• **Directions for this task**:
Of the lines in this material, how many contain "structured"? Answer with a single number only.

• **Input rows**:
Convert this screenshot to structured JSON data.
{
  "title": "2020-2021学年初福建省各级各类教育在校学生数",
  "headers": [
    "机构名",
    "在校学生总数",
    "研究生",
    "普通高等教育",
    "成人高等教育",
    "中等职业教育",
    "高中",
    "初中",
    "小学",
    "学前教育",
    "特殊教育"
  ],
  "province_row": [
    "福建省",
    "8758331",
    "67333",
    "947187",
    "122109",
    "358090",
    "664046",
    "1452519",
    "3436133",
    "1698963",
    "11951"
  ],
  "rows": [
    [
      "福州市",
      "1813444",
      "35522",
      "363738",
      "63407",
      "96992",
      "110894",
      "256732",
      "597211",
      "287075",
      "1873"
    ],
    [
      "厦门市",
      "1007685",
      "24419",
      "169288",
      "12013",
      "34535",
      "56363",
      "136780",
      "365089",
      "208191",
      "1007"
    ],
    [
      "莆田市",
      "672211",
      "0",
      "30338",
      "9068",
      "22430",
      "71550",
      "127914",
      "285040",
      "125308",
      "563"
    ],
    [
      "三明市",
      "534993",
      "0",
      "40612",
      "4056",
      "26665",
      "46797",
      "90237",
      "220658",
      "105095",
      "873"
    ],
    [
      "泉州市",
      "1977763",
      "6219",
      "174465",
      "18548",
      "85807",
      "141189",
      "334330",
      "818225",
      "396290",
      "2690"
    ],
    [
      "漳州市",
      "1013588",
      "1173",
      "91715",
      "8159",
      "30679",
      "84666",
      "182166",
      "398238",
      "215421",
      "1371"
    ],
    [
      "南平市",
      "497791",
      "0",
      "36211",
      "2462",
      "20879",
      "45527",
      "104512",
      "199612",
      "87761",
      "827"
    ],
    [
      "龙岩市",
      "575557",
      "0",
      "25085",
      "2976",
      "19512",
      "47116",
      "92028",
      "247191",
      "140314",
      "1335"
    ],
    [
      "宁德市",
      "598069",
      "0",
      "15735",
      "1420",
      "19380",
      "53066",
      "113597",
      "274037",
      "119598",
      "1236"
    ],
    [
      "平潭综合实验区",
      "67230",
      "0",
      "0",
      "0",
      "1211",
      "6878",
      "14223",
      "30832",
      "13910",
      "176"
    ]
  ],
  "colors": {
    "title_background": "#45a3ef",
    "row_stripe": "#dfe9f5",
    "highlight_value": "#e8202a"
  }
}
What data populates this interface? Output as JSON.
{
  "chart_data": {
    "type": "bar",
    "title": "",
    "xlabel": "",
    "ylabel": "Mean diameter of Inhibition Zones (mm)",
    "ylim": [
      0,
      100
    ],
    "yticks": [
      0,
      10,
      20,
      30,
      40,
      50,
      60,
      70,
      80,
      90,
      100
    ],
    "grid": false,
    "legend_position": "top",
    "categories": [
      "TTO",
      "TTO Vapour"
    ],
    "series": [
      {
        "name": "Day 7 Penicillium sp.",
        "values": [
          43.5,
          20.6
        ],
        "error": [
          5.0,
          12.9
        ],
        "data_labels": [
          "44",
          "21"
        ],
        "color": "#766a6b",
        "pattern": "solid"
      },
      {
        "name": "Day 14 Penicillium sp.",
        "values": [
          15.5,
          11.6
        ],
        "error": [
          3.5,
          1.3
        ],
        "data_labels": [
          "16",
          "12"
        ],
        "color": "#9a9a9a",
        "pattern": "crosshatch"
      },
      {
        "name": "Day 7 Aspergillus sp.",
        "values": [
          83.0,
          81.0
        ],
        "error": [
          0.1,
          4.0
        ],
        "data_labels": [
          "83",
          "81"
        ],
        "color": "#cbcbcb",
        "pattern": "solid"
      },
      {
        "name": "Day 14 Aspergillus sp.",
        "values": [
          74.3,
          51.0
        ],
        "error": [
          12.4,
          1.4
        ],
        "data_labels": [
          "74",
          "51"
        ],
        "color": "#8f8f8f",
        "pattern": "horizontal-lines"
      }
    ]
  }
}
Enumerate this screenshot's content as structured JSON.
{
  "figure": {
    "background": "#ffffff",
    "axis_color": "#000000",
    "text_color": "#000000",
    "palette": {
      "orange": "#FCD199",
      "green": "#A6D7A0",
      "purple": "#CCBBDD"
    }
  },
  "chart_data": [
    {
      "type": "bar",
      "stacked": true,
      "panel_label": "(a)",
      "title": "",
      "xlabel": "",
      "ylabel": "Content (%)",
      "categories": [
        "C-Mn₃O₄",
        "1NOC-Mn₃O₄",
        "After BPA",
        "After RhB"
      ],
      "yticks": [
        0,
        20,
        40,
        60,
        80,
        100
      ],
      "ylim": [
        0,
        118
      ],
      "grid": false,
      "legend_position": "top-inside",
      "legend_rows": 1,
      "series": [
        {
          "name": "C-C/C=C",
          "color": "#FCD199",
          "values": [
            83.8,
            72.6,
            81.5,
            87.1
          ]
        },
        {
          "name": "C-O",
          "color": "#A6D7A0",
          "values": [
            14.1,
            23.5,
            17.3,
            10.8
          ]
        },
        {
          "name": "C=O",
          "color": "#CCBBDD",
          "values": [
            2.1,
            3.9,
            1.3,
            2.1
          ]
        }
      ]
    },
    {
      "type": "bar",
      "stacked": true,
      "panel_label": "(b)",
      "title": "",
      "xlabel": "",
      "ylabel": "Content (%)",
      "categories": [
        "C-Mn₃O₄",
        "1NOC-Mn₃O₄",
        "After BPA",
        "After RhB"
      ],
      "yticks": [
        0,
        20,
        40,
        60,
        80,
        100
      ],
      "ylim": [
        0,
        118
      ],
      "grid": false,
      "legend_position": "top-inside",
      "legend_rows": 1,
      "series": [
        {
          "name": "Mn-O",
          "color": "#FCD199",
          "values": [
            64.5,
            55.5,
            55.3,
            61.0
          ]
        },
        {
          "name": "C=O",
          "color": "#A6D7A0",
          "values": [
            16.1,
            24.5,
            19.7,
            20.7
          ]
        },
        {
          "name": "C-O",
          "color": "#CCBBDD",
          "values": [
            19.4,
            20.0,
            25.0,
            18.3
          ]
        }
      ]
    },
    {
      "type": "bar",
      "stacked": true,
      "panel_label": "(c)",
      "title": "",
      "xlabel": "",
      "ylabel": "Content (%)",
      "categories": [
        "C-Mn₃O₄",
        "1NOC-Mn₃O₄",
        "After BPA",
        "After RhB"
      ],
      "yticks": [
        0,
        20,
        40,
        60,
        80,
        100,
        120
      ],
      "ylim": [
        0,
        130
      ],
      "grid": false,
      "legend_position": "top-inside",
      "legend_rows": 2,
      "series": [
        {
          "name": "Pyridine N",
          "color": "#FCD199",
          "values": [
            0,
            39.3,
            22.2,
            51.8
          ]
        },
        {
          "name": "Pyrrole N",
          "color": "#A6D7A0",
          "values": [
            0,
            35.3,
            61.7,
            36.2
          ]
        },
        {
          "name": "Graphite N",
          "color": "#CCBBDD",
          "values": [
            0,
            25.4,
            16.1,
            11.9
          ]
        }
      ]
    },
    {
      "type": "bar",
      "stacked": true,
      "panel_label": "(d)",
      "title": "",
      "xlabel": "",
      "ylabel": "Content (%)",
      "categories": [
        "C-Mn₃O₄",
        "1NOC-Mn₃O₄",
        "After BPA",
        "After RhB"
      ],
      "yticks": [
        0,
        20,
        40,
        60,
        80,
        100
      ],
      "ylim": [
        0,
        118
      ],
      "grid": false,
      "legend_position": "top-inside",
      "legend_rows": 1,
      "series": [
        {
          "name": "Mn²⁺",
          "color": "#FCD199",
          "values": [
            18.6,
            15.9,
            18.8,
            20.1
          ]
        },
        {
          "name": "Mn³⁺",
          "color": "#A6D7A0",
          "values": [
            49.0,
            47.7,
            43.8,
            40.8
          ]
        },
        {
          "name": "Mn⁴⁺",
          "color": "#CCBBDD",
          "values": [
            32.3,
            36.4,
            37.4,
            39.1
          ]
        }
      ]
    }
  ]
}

• **Answer below**:
2